Required work. Will you write out the data exactly, excluding every picture?

Saved entries:
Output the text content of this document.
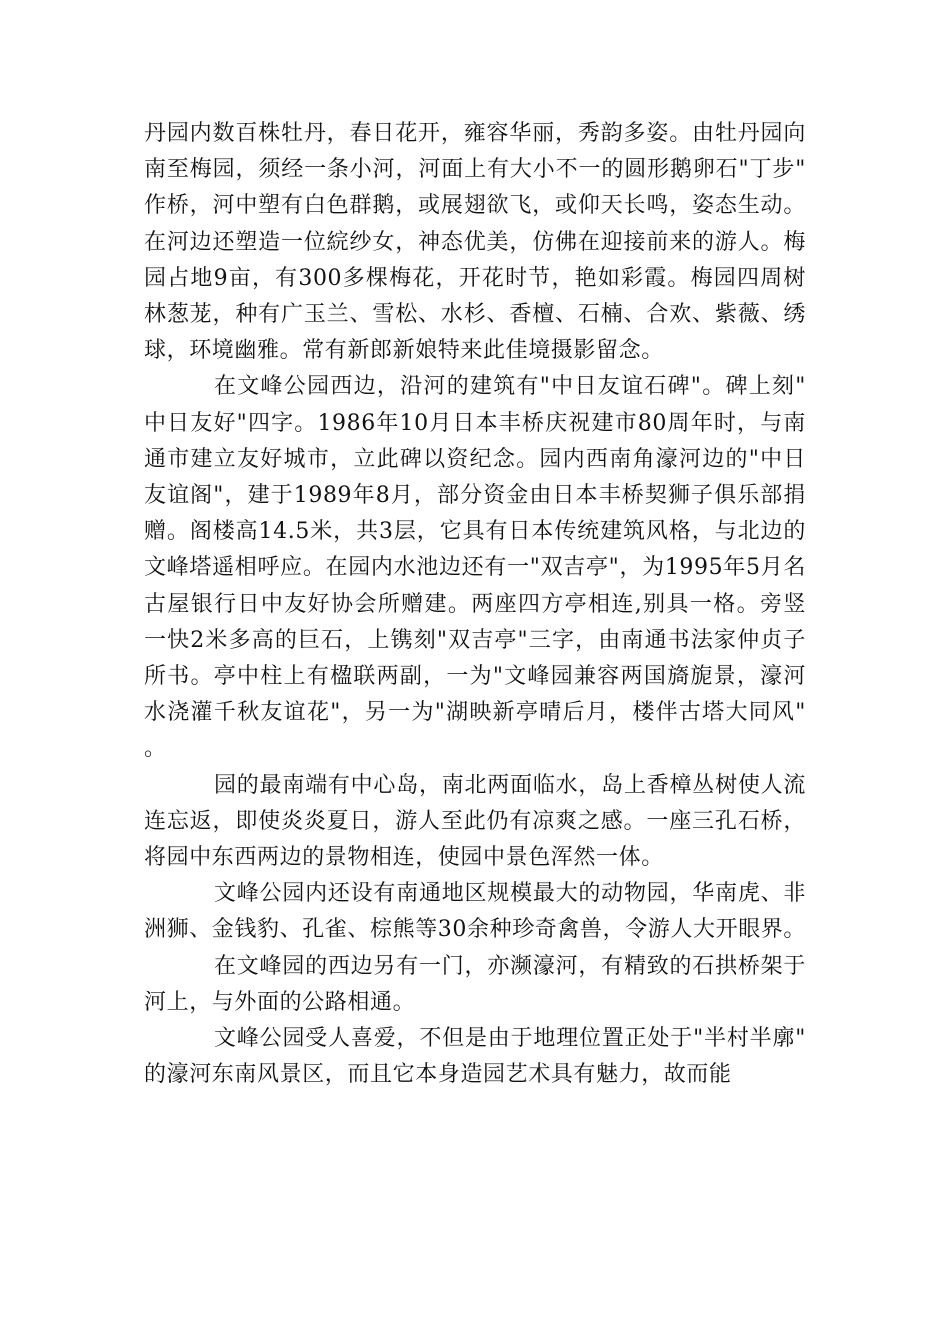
丹园内数百株牡丹，春日花开，雍容华丽，秀韵多姿。由牡丹园向南至梅园，须经一条小河，河面上有大小不一的圆形鹅卵石"丁步"作桥，河中塑有白色群鹅，或展翅欲飞，或仰天长鸣，姿态生动。在河边还塑造一位綄纱女，神态优美，仿佛在迎接前来的游人。梅园占地9亩，有300多棵梅花，开花时节，艳如彩霞。梅园四周树林葱茏，种有广玉兰、雪松、水杉、香檀、石楠、合欢、紫薇、绣球，环境幽雅。常有新郎新娘特来此佳境摄影留念。

在文峰公园西边，沿河的建筑有"中日友谊石碑"。碑上刻"中日友好"四字。1986年10月日本丰桥庆祝建市80周年时，与南通市建立友好城市，立此碑以资纪念。园内西南角濠河边的"中日友谊阁"，建于1989年8月，部分资金由日本丰桥契狮子俱乐部捐赠。阁楼高14.5米，共3层，它具有日本传统建筑风格，与北边的文峰塔遥相呼应。在园内水池边还有一"双吉亭"，为1995年5月名古屋银行日中友好协会所赠建。两座四方亭相连,别具一格。旁竖一快2米多高的巨石，上镌刻"双吉亭"三字，由南通书法家仲贞子所书。亭中柱上有楹联两副，一为"文峰园兼容两国旖旎景，濠河水浇灌千秋友谊花"，另一为"湖映新亭晴后月，楼伴古塔大同风"。

园的最南端有中心岛，南北两面临水，岛上香樟丛树使人流连忘返，即使炎炎夏日，游人至此仍有凉爽之感。一座三孔石桥，将园中东西两边的景物相连，使园中景色浑然一体。

文峰公园内还设有南通地区规模最大的动物园，华南虎、非洲狮、金钱豹、孔雀、棕熊等30余种珍奇禽兽，令游人大开眼界。

在文峰园的西边另有一门，亦濒濠河，有精致的石拱桥架于河上，与外面的公路相通。

文峰公园受人喜爱，不但是由于地理位置正处于"半村半廓"的濠河东南风景区，而且它本身造园艺术具有魅力，故而能
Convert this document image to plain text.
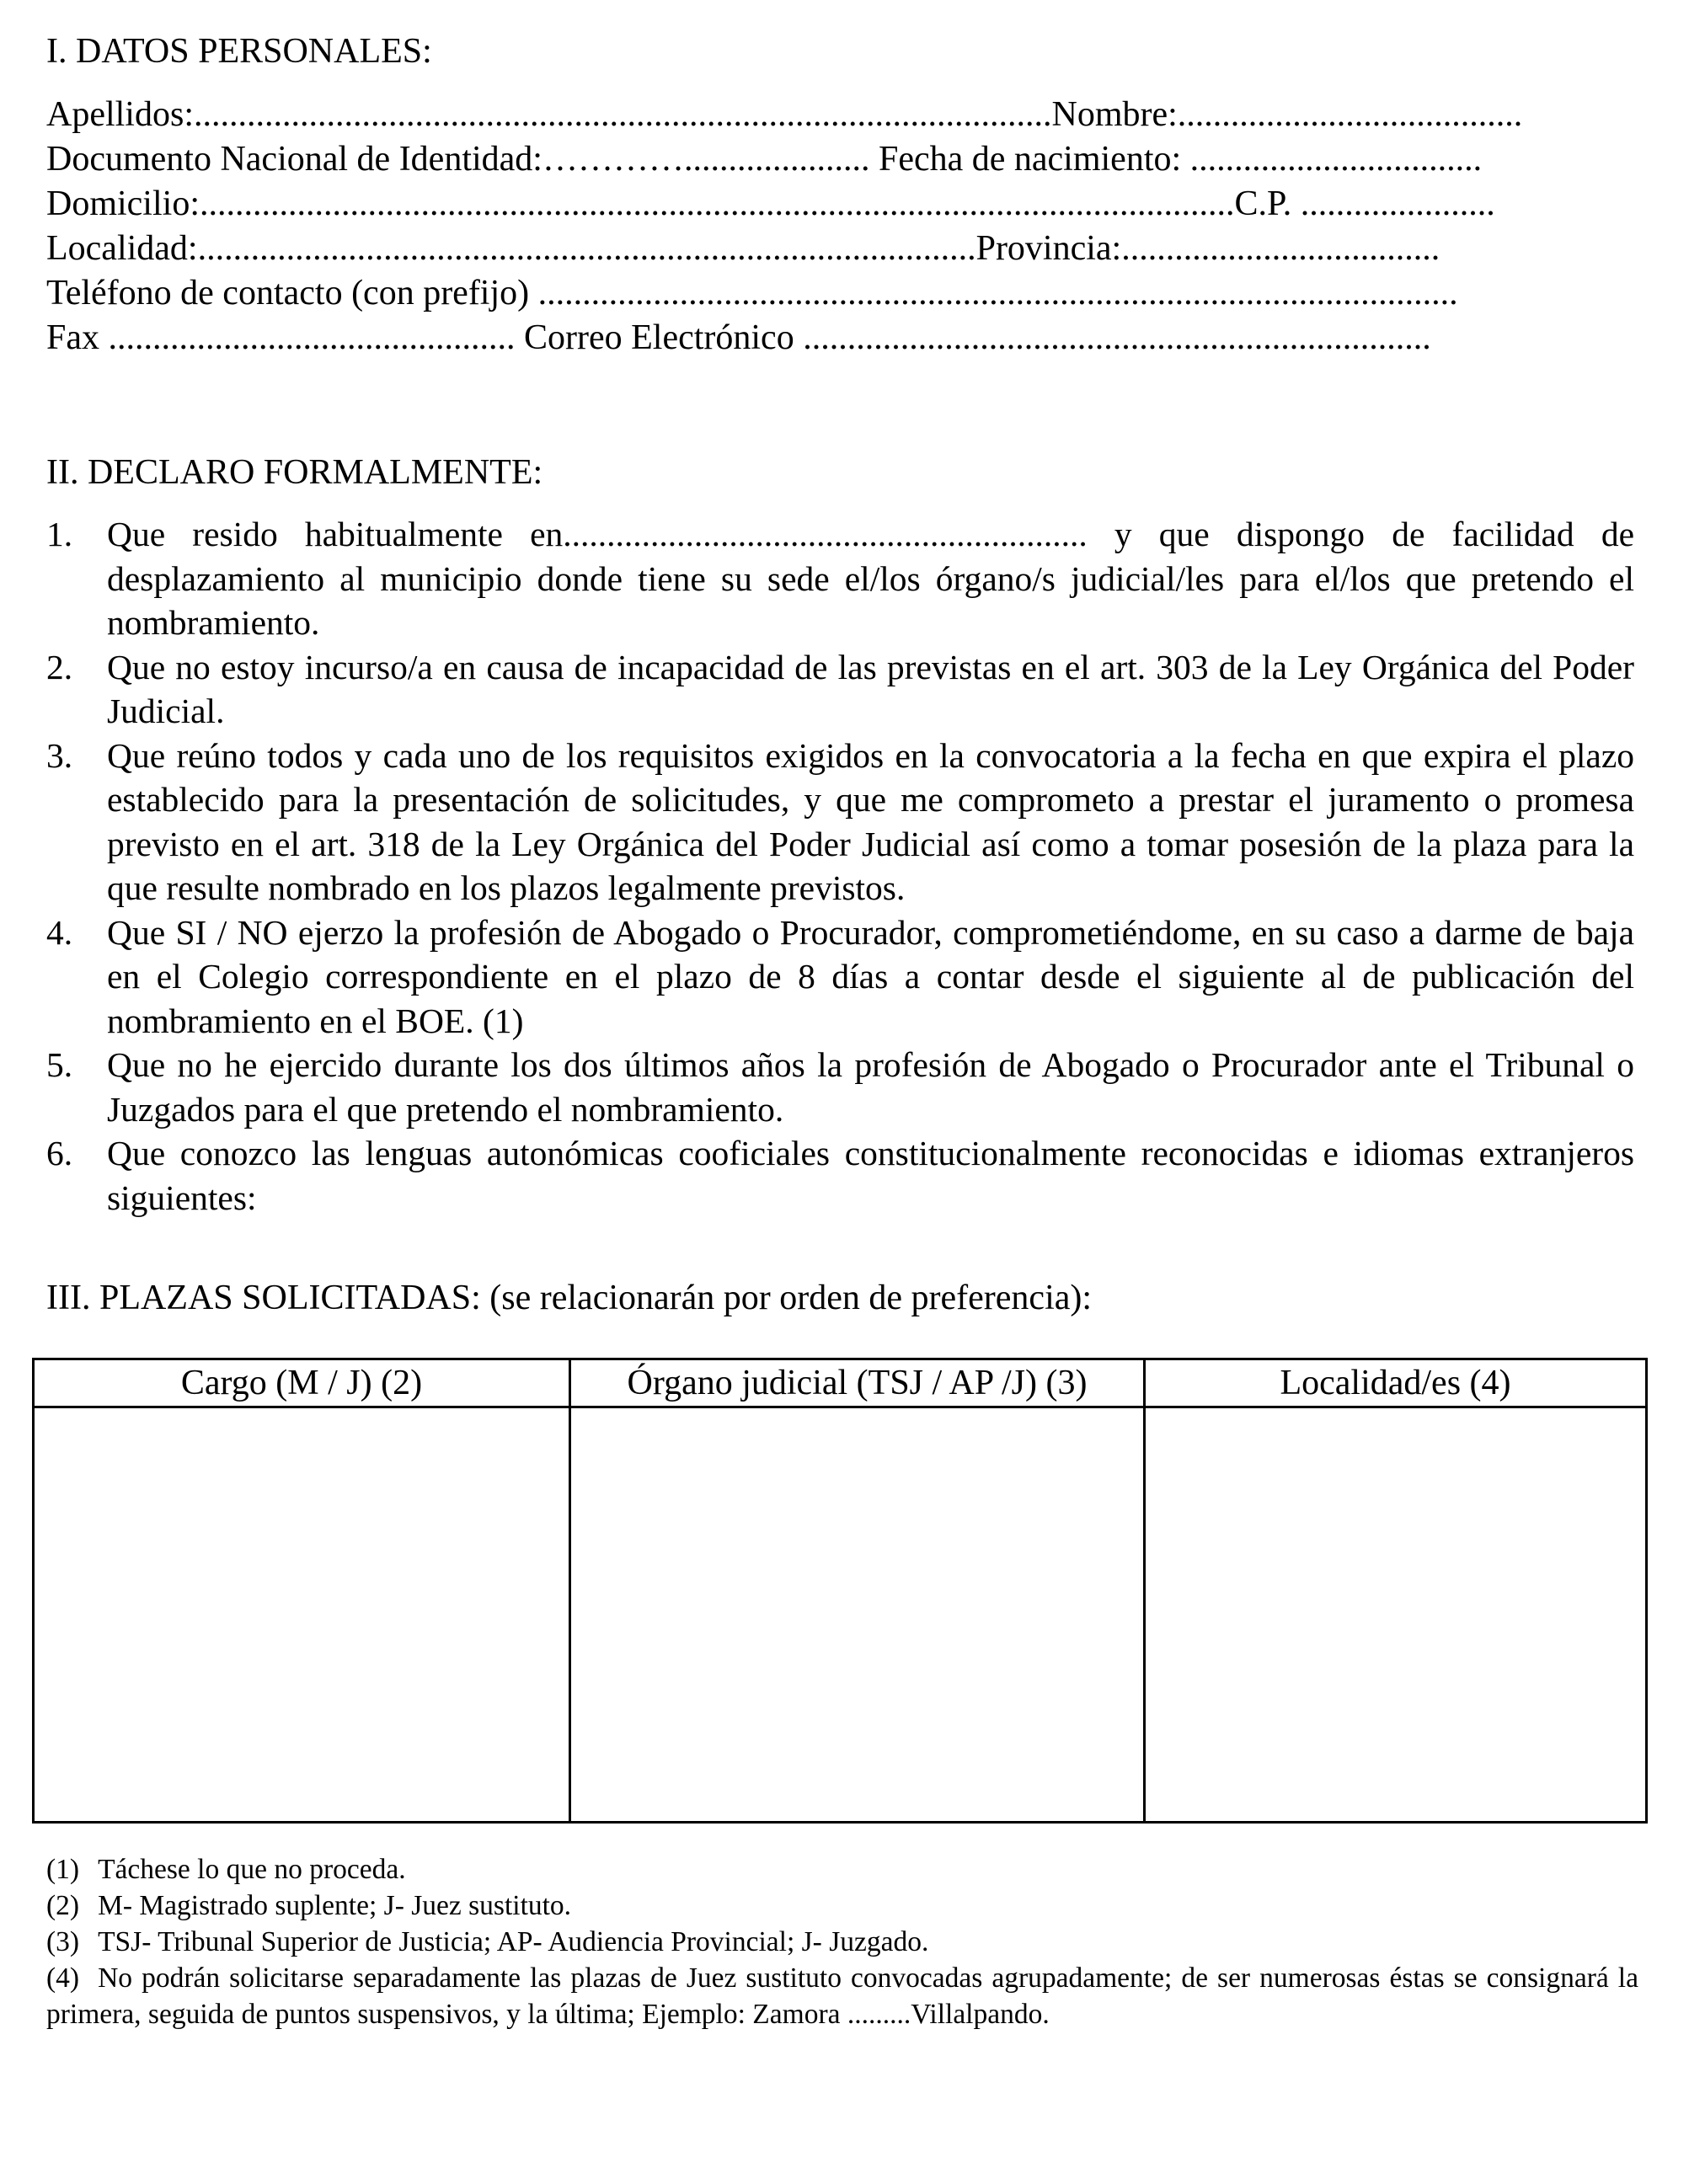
I. DATOS PERSONALES:
Apellidos:.................................................................................................Nombre:.......................................
Documento Nacional de Identidad:…………..................... Fecha de nacimiento: .................................
Domicilio:.....................................................................................................................C.P. ......................
Localidad:........................................................................................Provincia:....................................
Teléfono de contacto (con prefijo) ........................................................................................................
Fax .............................................. Correo Electrónico .......................................................................
II. DECLARO FORMALMENTE:
1. Que resido habitualmente en............................................................ y que dispongo de facilidad de desplazamiento al municipio donde tiene su sede el/los órgano/s judicial/les para el/los que pretendo el nombramiento.
2. Que no estoy incurso/a en causa de incapacidad de las previstas en el art. 303 de la Ley Orgánica del Poder Judicial.
3. Que reúno todos y cada uno de los requisitos exigidos en la convocatoria a la fecha en que expira el plazo establecido para la presentación de solicitudes, y que me comprometo a prestar el juramento o promesa previsto en el art. 318 de la Ley Orgánica del Poder Judicial así como a tomar posesión de la plaza para la que resulte nombrado en los plazos legalmente previstos.
4. Que SI / NO ejerzo la profesión de Abogado o Procurador, comprometiéndome, en su caso a darme de baja en el Colegio correspondiente en el plazo de 8 días a contar desde el siguiente al de publicación del nombramiento en el BOE. (1)
5. Que no he ejercido durante los dos últimos años la profesión de Abogado o Procurador ante el Tribunal o Juzgados para el que pretendo el nombramiento.
6. Que conozco las lenguas autonómicas cooficiales constitucionalmente reconocidas e idiomas extranjeros siguientes:
III. PLAZAS SOLICITADAS: (se relacionarán por orden de preferencia):
Cargo (M / J) (2)	Órgano judicial (TSJ / AP /J) (3)	Localidad/es (4)

(1) Táchese lo que no proceda.
(2) M- Magistrado suplente; J- Juez sustituto.
(3) TSJ- Tribunal Superior de Justicia; AP- Audiencia Provincial; J- Juzgado.
(4) No podrán solicitarse separadamente las plazas de Juez sustituto convocadas agrupadamente; de ser numerosas éstas se consignará la primera, seguida de puntos suspensivos, y la última; Ejemplo: Zamora .........Villalpando.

Task answer.
Output the text content of this document.
丹园内数百株牡丹，春日花开，雍容华丽，秀韵多姿。由牡丹园向南至梅园，须经一条小河，河面上有大小不一的圆形鹅卵石"丁步"作桥，河中塑有白色群鹅，或展翅欲飞，或仰天长鸣，姿态生动。在河边还塑造一位綄纱女，神态优美，仿佛在迎接前来的游人。梅园占地9亩，有300多棵梅花，开花时节，艳如彩霞。梅园四周树林葱茏，种有广玉兰、雪松、水杉、香檀、石楠、合欢、紫薇、绣球，环境幽雅。常有新郎新娘特来此佳境摄影留念。

在文峰公园西边，沿河的建筑有"中日友谊石碑"。碑上刻"中日友好"四字。1986年10月日本丰桥庆祝建市80周年时，与南通市建立友好城市，立此碑以资纪念。园内西南角濠河边的"中日友谊阁"，建于1989年8月，部分资金由日本丰桥契狮子俱乐部捐赠。阁楼高14.5米，共3层，它具有日本传统建筑风格，与北边的文峰塔遥相呼应。在园内水池边还有一"双吉亭"，为1995年5月名古屋银行日中友好协会所赠建。两座四方亭相连,别具一格。旁竖一快2米多高的巨石，上镌刻"双吉亭"三字，由南通书法家仲贞子所书。亭中柱上有楹联两副，一为"文峰园兼容两国旖旎景，濠河水浇灌千秋友谊花"，另一为"湖映新亭晴后月，楼伴古塔大同风"。

园的最南端有中心岛，南北两面临水，岛上香樟丛树使人流连忘返，即使炎炎夏日，游人至此仍有凉爽之感。一座三孔石桥，将园中东西两边的景物相连，使园中景色浑然一体。

文峰公园内还设有南通地区规模最大的动物园，华南虎、非洲狮、金钱豹、孔雀、棕熊等30余种珍奇禽兽，令游人大开眼界。

在文峰园的西边另有一门，亦濒濠河，有精致的石拱桥架于河上，与外面的公路相通。

文峰公园受人喜爱，不但是由于地理位置正处于"半村半廓"的濠河东南风景区，而且它本身造园艺术具有魅力，故而能
Convert this document image to plain text.
I. DATOS PERSONALES:
Apellidos:.................................................................................................Nombre:.......................................
Documento Nacional de Identidad:…………..................... Fecha de nacimiento: .................................
Domicilio:.....................................................................................................................C.P. ......................
Localidad:........................................................................................Provincia:....................................
Teléfono de contacto (con prefijo) ........................................................................................................
Fax .............................................. Correo Electrónico .......................................................................
II. DECLARO FORMALMENTE:
1. Que resido habitualmente en............................................................ y que dispongo de facilidad de desplazamiento al municipio donde tiene su sede el/los órgano/s judicial/les para el/los que pretendo el nombramiento.
2. Que no estoy incurso/a en causa de incapacidad de las previstas en el art. 303 de la Ley Orgánica del Poder Judicial.
3. Que reúno todos y cada uno de los requisitos exigidos en la convocatoria a la fecha en que expira el plazo establecido para la presentación de solicitudes, y que me comprometo a prestar el juramento o promesa previsto en el art. 318 de la Ley Orgánica del Poder Judicial así como a tomar posesión de la plaza para la que resulte nombrado en los plazos legalmente previstos.
4. Que SI / NO ejerzo la profesión de Abogado o Procurador, comprometiéndome, en su caso a darme de baja en el Colegio correspondiente en el plazo de 8 días a contar desde el siguiente al de publicación del nombramiento en el BOE. (1)
5. Que no he ejercido durante los dos últimos años la profesión de Abogado o Procurador ante el Tribunal o Juzgados para el que pretendo el nombramiento.
6. Que conozco las lenguas autonómicas cooficiales constitucionalmente reconocidas e idiomas extranjeros siguientes:
III. PLAZAS SOLICITADAS: (se relacionarán por orden de preferencia):
Cargo (M / J) (2)	Órgano judicial (TSJ / AP /J) (3)	Localidad/es (4)

(1) Táchese lo que no proceda.
(2) M- Magistrado suplente; J- Juez sustituto.
(3) TSJ- Tribunal Superior de Justicia; AP- Audiencia Provincial; J- Juzgado.
(4) No podrán solicitarse separadamente las plazas de Juez sustituto convocadas agrupadamente; de ser numerosas éstas se consignará la primera, seguida de puntos suspensivos, y la última; Ejemplo: Zamora .........Villalpando.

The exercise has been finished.